* Records about charts and figures *
** START **
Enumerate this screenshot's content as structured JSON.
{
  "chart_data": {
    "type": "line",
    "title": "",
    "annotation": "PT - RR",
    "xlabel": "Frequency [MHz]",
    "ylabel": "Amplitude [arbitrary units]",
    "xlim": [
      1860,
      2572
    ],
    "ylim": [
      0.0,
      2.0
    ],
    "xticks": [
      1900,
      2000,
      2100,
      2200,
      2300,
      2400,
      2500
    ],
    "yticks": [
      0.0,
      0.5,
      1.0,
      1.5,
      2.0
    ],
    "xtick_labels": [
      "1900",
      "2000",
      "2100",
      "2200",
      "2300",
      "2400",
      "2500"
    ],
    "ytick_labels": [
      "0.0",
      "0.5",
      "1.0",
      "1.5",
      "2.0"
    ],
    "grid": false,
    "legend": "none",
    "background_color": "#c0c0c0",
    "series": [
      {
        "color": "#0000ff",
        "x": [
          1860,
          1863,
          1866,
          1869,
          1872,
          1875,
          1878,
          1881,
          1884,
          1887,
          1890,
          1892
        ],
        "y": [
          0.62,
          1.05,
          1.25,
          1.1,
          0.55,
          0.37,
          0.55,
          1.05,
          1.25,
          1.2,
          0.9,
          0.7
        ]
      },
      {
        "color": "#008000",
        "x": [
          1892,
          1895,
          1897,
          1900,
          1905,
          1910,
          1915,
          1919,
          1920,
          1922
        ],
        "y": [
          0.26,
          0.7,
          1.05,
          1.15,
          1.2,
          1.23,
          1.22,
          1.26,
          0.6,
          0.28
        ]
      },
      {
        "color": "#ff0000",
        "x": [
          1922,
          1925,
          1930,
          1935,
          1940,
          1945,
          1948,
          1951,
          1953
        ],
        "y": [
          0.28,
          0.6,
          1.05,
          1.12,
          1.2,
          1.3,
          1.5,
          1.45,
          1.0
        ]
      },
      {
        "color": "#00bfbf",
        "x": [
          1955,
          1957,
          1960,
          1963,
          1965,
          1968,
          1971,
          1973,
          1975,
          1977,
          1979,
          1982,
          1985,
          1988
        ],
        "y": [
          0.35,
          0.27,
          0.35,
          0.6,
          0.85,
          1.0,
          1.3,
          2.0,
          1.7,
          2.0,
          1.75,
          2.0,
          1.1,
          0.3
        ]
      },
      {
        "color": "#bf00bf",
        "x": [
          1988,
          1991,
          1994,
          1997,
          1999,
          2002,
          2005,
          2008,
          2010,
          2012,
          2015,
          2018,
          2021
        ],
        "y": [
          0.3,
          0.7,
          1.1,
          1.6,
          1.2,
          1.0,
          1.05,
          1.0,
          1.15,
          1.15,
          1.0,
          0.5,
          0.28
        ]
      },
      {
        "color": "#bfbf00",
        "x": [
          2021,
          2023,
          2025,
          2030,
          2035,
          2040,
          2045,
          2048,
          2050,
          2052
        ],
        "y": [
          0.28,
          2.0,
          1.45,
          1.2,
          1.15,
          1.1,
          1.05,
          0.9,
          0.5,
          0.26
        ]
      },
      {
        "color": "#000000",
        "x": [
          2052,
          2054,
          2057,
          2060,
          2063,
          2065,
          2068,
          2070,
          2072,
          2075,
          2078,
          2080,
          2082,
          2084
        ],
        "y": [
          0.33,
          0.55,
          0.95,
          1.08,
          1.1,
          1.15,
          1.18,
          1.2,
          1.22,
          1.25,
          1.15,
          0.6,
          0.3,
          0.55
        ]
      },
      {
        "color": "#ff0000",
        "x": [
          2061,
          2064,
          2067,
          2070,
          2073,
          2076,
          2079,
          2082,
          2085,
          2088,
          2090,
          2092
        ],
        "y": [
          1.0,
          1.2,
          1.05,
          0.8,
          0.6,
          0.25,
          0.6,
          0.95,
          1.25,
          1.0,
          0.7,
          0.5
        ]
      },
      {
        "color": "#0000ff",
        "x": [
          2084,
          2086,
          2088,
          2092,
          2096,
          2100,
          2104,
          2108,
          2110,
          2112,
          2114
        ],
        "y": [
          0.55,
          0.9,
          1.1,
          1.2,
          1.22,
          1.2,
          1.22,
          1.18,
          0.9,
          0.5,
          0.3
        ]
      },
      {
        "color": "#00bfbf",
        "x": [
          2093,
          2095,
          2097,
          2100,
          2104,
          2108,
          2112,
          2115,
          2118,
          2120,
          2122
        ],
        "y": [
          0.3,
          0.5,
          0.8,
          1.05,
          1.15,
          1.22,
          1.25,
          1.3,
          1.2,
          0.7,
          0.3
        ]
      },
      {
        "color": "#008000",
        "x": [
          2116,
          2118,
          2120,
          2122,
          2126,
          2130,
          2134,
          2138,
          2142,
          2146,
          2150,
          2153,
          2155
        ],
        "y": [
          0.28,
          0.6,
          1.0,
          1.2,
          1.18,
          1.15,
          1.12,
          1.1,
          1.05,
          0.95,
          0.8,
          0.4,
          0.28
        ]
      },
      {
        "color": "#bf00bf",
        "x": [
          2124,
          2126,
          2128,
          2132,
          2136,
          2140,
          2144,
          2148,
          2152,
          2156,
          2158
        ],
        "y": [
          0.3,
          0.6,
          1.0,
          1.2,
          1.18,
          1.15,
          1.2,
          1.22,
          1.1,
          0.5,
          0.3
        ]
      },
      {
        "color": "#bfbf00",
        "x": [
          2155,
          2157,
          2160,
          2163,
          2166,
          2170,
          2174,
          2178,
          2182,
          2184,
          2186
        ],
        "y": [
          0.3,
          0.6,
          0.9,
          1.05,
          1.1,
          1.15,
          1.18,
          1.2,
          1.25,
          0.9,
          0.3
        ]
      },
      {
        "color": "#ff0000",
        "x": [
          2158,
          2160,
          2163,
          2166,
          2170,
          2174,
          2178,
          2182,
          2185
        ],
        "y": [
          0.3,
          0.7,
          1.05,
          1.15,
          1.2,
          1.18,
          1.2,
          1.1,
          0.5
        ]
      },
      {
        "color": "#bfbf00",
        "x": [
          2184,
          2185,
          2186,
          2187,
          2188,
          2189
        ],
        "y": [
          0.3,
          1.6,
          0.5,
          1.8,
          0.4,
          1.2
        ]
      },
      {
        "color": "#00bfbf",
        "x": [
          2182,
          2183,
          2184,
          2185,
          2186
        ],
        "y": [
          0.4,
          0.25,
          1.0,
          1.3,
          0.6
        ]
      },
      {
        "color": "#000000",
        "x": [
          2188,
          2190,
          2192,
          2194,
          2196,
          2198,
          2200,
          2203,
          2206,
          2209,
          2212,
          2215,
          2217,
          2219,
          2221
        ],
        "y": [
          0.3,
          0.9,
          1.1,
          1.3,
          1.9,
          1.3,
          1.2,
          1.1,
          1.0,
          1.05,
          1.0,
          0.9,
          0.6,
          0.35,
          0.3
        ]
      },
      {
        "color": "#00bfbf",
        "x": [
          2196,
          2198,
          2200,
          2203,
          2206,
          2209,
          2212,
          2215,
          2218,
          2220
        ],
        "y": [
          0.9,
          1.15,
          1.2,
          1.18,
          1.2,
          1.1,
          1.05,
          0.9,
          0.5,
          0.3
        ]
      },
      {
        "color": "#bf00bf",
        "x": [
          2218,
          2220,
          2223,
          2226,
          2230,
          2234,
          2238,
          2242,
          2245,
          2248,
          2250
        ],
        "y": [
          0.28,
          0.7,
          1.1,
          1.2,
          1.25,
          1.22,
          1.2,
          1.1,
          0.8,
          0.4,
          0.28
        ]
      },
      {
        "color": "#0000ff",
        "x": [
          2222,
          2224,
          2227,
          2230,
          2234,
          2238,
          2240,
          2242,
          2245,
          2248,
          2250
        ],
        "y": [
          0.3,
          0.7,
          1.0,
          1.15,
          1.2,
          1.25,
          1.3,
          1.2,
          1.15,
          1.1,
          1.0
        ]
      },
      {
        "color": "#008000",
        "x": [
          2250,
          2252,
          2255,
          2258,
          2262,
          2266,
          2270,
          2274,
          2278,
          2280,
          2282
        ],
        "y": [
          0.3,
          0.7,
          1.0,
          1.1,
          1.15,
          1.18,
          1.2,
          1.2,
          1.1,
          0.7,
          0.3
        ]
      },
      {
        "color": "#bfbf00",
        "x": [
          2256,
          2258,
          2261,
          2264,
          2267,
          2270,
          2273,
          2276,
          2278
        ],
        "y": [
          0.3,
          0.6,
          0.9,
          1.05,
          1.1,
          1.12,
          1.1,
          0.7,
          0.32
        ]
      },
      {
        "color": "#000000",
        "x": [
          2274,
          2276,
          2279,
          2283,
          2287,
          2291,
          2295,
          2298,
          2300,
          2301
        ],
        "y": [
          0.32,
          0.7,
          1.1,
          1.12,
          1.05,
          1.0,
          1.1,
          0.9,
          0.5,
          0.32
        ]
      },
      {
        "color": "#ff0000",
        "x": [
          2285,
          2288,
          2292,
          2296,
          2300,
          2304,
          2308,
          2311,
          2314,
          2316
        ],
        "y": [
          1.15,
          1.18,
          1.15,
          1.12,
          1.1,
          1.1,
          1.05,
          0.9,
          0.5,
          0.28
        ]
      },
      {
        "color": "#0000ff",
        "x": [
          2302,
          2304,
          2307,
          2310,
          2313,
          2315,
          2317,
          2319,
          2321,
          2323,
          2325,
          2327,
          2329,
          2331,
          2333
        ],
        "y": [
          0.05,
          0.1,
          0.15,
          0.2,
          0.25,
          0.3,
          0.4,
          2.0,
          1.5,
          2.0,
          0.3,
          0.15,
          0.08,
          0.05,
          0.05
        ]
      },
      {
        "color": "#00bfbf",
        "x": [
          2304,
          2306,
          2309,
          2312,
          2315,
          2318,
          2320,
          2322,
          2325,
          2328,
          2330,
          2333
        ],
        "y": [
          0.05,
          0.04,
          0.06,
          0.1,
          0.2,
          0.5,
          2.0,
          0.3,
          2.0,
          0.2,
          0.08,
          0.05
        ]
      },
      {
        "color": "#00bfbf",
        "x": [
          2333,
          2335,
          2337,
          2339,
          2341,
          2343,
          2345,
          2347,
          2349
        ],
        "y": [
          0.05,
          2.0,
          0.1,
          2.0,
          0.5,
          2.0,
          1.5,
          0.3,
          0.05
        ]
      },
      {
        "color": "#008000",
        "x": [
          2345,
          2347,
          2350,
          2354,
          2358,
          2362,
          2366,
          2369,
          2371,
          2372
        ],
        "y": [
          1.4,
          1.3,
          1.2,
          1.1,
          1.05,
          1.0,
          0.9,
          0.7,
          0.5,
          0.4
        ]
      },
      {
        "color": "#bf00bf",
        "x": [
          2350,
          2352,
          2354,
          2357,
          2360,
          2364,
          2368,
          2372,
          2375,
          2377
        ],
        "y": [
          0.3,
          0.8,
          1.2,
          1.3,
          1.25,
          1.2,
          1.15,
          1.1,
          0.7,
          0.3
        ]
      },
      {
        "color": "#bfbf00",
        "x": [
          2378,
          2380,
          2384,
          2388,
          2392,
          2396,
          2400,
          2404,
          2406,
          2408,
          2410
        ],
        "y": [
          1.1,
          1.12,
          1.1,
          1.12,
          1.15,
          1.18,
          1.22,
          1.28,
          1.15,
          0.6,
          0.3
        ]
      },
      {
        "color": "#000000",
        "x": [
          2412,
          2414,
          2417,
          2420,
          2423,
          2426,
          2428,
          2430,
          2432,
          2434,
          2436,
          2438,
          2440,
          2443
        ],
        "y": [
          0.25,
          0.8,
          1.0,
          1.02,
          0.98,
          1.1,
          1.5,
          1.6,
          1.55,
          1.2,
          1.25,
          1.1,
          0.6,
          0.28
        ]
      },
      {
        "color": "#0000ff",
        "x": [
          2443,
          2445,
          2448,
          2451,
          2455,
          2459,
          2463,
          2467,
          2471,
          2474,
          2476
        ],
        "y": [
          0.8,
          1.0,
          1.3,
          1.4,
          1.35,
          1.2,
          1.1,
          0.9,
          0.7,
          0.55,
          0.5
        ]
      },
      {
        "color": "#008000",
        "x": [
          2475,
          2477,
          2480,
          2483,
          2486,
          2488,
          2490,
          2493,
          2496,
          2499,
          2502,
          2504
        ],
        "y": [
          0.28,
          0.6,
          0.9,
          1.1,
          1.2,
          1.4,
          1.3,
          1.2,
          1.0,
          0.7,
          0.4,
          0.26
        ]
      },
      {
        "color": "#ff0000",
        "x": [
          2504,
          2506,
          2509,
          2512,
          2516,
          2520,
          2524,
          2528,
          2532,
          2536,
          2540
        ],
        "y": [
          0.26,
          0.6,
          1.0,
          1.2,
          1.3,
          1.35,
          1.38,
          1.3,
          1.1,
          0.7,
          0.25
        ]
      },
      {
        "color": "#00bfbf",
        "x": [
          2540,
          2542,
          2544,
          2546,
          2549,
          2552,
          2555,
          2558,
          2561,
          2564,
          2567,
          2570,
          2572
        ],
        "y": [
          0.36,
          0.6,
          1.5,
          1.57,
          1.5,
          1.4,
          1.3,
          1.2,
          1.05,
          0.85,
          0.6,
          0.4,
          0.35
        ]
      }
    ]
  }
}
** END **
** START **
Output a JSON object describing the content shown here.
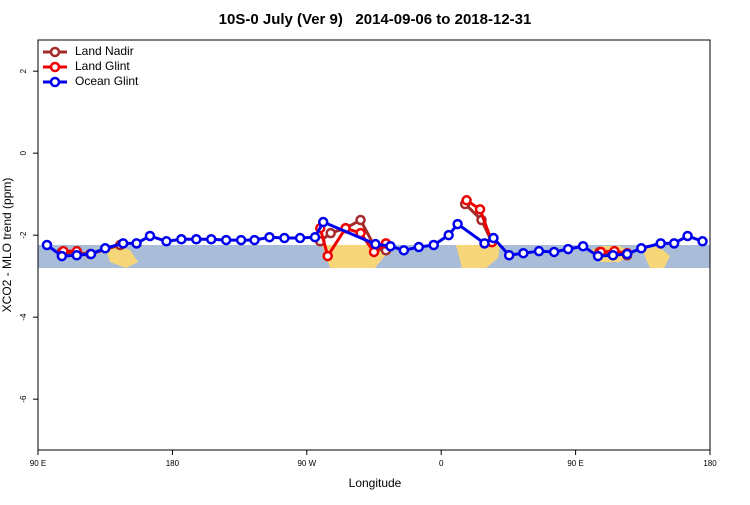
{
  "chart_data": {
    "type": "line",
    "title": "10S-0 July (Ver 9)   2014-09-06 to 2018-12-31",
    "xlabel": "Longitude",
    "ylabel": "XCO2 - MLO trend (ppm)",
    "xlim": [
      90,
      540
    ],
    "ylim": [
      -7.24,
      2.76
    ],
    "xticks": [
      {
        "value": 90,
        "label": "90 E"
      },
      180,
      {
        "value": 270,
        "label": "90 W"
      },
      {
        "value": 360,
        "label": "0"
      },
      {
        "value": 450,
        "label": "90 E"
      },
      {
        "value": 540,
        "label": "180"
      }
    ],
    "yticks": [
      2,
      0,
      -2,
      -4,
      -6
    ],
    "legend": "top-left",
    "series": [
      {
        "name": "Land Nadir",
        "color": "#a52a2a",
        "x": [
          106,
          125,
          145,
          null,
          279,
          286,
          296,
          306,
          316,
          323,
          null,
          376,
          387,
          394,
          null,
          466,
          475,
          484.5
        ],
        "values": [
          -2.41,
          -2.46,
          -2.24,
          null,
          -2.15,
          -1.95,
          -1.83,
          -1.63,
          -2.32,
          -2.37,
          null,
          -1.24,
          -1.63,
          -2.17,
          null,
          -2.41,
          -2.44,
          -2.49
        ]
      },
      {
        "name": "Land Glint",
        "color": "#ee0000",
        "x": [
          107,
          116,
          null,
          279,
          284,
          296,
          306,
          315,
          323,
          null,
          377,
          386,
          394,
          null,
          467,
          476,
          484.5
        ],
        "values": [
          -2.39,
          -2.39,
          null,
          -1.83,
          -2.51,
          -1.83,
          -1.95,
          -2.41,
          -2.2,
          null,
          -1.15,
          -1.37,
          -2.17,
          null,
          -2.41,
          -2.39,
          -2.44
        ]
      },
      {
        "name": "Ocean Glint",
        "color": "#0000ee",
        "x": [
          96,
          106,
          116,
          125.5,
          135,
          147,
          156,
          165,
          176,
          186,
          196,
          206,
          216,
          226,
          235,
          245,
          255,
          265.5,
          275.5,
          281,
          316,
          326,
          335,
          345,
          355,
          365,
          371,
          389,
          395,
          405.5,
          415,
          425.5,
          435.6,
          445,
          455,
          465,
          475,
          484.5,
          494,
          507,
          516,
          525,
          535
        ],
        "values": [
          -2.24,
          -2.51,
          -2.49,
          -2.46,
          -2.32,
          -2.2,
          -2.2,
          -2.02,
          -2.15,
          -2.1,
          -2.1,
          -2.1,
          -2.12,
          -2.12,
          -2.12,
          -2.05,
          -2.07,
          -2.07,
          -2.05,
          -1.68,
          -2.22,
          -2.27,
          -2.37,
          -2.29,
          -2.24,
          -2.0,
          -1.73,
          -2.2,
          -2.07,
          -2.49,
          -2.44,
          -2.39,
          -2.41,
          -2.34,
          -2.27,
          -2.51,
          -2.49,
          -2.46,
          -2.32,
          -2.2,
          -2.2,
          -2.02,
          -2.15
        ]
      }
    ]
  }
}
** END **
** START **
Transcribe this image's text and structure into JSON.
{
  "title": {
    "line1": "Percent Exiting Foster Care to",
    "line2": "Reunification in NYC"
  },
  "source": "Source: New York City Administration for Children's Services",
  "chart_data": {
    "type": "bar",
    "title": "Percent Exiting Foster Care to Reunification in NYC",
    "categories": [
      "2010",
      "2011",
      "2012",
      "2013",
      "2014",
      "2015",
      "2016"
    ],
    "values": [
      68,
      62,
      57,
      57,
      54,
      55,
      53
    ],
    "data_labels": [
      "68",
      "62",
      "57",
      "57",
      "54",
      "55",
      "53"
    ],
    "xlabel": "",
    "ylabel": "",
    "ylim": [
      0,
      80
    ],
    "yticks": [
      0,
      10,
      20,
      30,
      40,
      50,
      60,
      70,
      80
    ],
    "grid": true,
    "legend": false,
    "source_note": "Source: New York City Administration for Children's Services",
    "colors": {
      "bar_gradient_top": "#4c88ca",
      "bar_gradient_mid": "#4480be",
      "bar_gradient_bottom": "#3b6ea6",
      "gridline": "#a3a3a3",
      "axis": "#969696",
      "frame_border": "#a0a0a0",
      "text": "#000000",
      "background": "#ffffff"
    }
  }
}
** END **
* PROBLEM *
Scan the listing above and copy all lines containing the word "York".

* COMPLETE RESPONSE *
  "source": "Source: New York City Administration for Children's Services",
    "source_note": "Source: New York City Administration for Children's Services",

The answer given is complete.